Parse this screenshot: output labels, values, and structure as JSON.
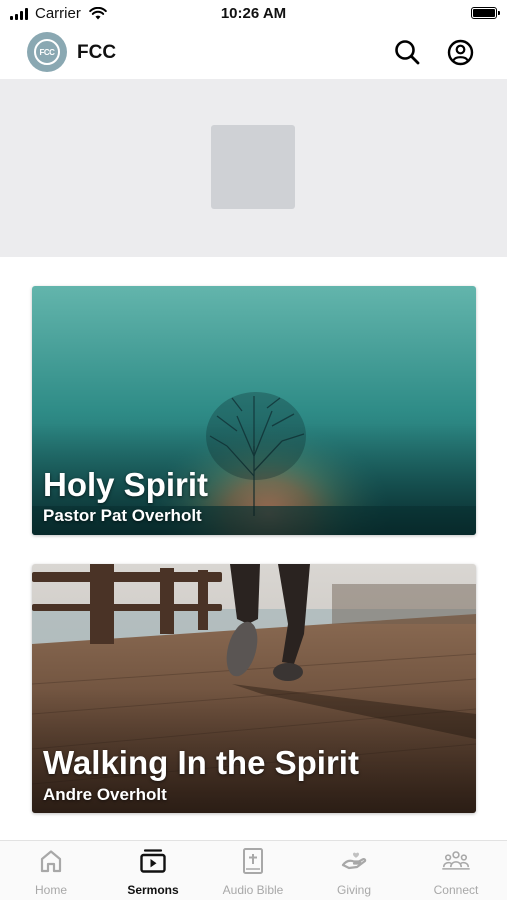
{
  "status_bar": {
    "carrier": "Carrier",
    "time": "10:26 AM"
  },
  "header": {
    "logo_text": "FCC",
    "title": "FCC",
    "icons": [
      "search-icon",
      "profile-icon"
    ]
  },
  "sermons": [
    {
      "title": "Holy Spirit",
      "speaker": "Pastor Pat Overholt"
    },
    {
      "title": "Walking In the Spirit",
      "speaker": "Andre Overholt"
    }
  ],
  "tabs": [
    {
      "label": "Home",
      "icon": "home-icon",
      "active": false
    },
    {
      "label": "Sermons",
      "icon": "sermons-icon",
      "active": true
    },
    {
      "label": "Audio Bible",
      "icon": "bible-icon",
      "active": false
    },
    {
      "label": "Giving",
      "icon": "giving-icon",
      "active": false
    },
    {
      "label": "Connect",
      "icon": "connect-icon",
      "active": false
    }
  ],
  "colors": {
    "accent": "#111111",
    "inactive_tab": "#a8a8a8",
    "hero_background": "#ececee"
  }
}
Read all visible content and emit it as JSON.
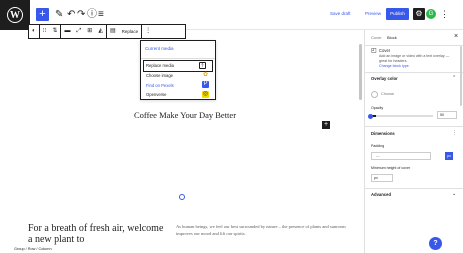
{
  "topbar": {
    "logo_glyph": "W",
    "inserter_glyph": "+",
    "tools": [
      {
        "icon": "pencil-icon",
        "glyph": "✎"
      },
      {
        "icon": "undo-icon",
        "glyph": "↶"
      },
      {
        "icon": "redo-icon",
        "glyph": "↷"
      },
      {
        "icon": "info-icon",
        "glyph": "ⓘ"
      },
      {
        "icon": "list-view-icon",
        "glyph": "≡"
      }
    ],
    "save_draft": "Save draft",
    "preview": "Preview",
    "publish": "Publish",
    "settings_glyph": "⚙",
    "plugin_glyph": "G",
    "options_glyph": "⋮"
  },
  "block_toolbar": {
    "items": [
      {
        "icon": "cover-block-icon",
        "glyph": "◐"
      },
      {
        "icon": "drag-handle-icon",
        "glyph": "⁝⁝"
      },
      {
        "icon": "move-updown-icon",
        "glyph": "⇅"
      },
      {
        "icon": "align-icon",
        "glyph": "▬"
      },
      {
        "icon": "fullscreen-icon",
        "glyph": "⤢"
      },
      {
        "icon": "position-icon",
        "glyph": "⊞"
      },
      {
        "icon": "duotone-icon",
        "glyph": "◭"
      },
      {
        "icon": "focal-icon",
        "glyph": "▤"
      }
    ],
    "replace_label": "Replace",
    "more_glyph": "⋮"
  },
  "dropdown": {
    "current_media": "Current media",
    "items": [
      {
        "label": "Replace media",
        "icon": "upload-icon",
        "glyph": "⤒",
        "color": "#1e1e1e"
      },
      {
        "label": "Choose image",
        "icon": "image-icon",
        "glyph": "✿",
        "color": "#e8a317"
      },
      {
        "label": "Find on Pexels",
        "icon": "pexels-icon",
        "glyph": "P",
        "color": "#3858e9"
      },
      {
        "label": "Openverse",
        "icon": "openverse-icon",
        "glyph": "◎",
        "color": "#f5d800"
      }
    ]
  },
  "canvas": {
    "title": "Coffee Make Your Day Better",
    "add_block_glyph": "+",
    "heading": "For a breath of fresh air, welcome a new plant to",
    "paragraph": "As human beings, we feel our best surrounded by nature – the presence of plants and sunroom improves our mood and lift our spirits."
  },
  "breadcrumb": "Group  /  Row  /  Column",
  "sidebar": {
    "tabs": [
      "Cover",
      "Block"
    ],
    "active_tab": "Block",
    "close_glyph": "×",
    "block": {
      "name": "Cover",
      "description": "Add an image or video with a text overlay — great for headers.",
      "link": "Change block type"
    },
    "panels": {
      "overlay_title": "Overlay color",
      "style_label": "Choose",
      "opacity_label": "Opacity",
      "opacity_value": "50",
      "opacity_fraction": 0.08,
      "settings_title": "Dimensions",
      "padding_label": "Padding",
      "padding_value": "—",
      "unit": "px",
      "min_height_label": "Minimum height of cover",
      "min_height_value": "px",
      "advanced_title": "Advanced"
    },
    "accent": "#3858e9"
  },
  "help_glyph": "?"
}
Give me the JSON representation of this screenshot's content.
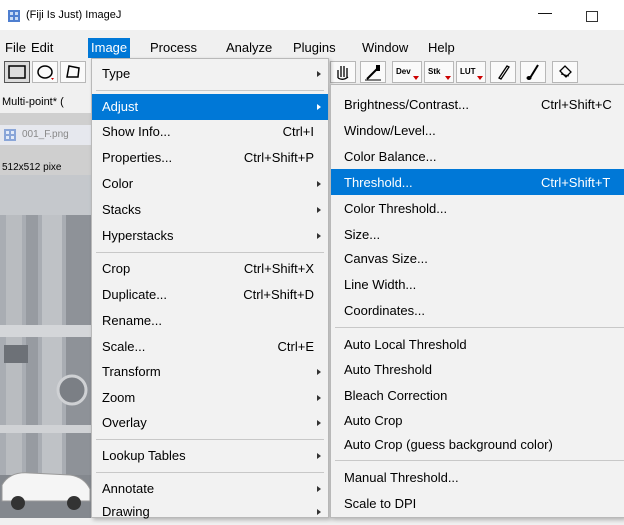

-------

What the task asks:
Scan the listing above for the word "this" and show each line where it is found.

Written solution:
Parse this screenshot: output labels, values, and structure as JSON.
Give me the JSON representation of this screenshot's content.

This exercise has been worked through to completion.